## What is asked
Replace "x-tick-label" with "x-axis-tick" in the entries, starting at the first line and ending with the line that contains "y-tick-label: 70% — [45, 56, 57, 78]". Give back only those lines, with everything else left as it is.

____ Data for the task

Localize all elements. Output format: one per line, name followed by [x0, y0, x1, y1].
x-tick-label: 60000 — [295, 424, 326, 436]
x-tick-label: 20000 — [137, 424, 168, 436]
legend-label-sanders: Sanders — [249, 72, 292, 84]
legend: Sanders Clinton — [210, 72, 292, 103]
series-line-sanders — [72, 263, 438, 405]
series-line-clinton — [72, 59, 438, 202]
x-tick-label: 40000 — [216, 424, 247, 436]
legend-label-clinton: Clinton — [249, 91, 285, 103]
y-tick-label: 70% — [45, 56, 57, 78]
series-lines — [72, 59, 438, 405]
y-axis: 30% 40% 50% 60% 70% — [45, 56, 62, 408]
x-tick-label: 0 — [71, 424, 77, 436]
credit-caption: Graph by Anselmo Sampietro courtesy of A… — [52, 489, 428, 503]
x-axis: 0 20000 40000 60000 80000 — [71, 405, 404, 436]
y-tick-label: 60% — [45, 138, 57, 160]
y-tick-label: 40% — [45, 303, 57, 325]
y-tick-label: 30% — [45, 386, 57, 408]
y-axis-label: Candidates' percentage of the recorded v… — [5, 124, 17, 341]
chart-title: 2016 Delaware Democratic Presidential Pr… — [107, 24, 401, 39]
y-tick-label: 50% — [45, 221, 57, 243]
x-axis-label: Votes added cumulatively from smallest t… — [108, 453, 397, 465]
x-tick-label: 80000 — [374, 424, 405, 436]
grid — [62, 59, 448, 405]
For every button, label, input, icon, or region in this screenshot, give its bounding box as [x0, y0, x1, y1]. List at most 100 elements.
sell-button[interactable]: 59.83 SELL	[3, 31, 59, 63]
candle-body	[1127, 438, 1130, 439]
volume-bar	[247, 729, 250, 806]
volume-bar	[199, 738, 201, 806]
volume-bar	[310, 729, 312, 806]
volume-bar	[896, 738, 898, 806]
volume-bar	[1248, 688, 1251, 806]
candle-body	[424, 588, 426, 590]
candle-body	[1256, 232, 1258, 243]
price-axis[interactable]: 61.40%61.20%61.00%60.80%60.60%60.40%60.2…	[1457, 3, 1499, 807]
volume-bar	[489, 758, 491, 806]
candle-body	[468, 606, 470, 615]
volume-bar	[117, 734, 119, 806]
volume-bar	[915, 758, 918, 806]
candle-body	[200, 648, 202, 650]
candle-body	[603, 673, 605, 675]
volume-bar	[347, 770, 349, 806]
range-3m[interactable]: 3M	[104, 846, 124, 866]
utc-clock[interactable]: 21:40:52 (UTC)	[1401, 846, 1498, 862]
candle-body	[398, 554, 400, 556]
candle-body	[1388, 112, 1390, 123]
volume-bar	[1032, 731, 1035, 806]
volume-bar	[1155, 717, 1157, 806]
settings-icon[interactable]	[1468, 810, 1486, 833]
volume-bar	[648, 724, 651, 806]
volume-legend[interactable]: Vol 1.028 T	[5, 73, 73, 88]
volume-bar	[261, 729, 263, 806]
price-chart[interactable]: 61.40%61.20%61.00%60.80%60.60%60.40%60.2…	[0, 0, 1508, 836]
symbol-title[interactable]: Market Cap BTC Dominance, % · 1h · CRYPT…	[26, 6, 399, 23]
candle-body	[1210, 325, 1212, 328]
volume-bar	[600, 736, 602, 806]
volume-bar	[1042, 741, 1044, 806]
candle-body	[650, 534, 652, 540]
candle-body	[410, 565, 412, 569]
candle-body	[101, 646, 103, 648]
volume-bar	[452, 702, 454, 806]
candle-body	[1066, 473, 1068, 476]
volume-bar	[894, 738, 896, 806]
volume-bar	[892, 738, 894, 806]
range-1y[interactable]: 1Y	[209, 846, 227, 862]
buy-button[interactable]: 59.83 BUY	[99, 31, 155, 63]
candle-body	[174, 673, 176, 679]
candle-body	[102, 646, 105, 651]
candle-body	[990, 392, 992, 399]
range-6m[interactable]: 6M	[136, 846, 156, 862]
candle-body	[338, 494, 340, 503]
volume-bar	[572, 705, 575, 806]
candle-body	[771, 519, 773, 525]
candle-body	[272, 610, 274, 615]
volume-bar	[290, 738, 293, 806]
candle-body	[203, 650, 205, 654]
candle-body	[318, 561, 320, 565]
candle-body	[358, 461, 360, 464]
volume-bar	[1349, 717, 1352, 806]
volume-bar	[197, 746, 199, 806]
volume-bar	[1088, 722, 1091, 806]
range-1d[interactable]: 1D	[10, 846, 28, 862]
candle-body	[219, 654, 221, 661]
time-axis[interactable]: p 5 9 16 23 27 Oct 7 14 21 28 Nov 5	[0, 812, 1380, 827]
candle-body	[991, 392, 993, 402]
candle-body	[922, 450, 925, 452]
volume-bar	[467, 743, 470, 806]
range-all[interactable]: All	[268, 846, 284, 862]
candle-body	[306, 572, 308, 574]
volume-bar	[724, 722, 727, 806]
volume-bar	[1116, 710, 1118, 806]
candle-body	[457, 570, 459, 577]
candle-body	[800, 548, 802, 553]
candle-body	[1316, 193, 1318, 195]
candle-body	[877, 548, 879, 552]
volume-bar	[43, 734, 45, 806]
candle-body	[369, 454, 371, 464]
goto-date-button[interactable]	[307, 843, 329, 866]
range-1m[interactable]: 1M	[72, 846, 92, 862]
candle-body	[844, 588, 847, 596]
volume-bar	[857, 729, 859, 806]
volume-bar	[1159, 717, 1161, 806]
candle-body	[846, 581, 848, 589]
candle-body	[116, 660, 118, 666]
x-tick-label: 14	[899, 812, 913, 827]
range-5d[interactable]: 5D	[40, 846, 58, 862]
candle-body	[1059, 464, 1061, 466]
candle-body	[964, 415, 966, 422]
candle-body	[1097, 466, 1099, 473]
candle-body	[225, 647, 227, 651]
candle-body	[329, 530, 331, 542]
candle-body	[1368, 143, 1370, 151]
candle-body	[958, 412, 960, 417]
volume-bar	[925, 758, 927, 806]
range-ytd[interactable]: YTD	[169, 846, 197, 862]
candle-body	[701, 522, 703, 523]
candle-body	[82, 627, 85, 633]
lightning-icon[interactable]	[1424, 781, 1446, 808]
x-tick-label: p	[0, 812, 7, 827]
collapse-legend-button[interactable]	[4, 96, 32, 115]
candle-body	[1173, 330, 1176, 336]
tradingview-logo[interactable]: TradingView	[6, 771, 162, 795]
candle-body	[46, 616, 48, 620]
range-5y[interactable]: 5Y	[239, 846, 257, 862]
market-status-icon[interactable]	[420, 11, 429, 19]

________

## Problem solution
Localize all elements. Output format: one per line, name followed by [x0, y0, x1, y1].
x-axis-tick: 60000 — [295, 424, 326, 436]
x-axis-tick: 20000 — [137, 424, 168, 436]
legend-label-sanders: Sanders — [249, 72, 292, 84]
legend: Sanders Clinton — [210, 72, 292, 103]
series-line-sanders — [72, 263, 438, 405]
series-line-clinton — [72, 59, 438, 202]
x-axis-tick: 40000 — [216, 424, 247, 436]
legend-label-clinton: Clinton — [249, 91, 285, 103]
y-tick-label: 70% — [45, 56, 57, 78]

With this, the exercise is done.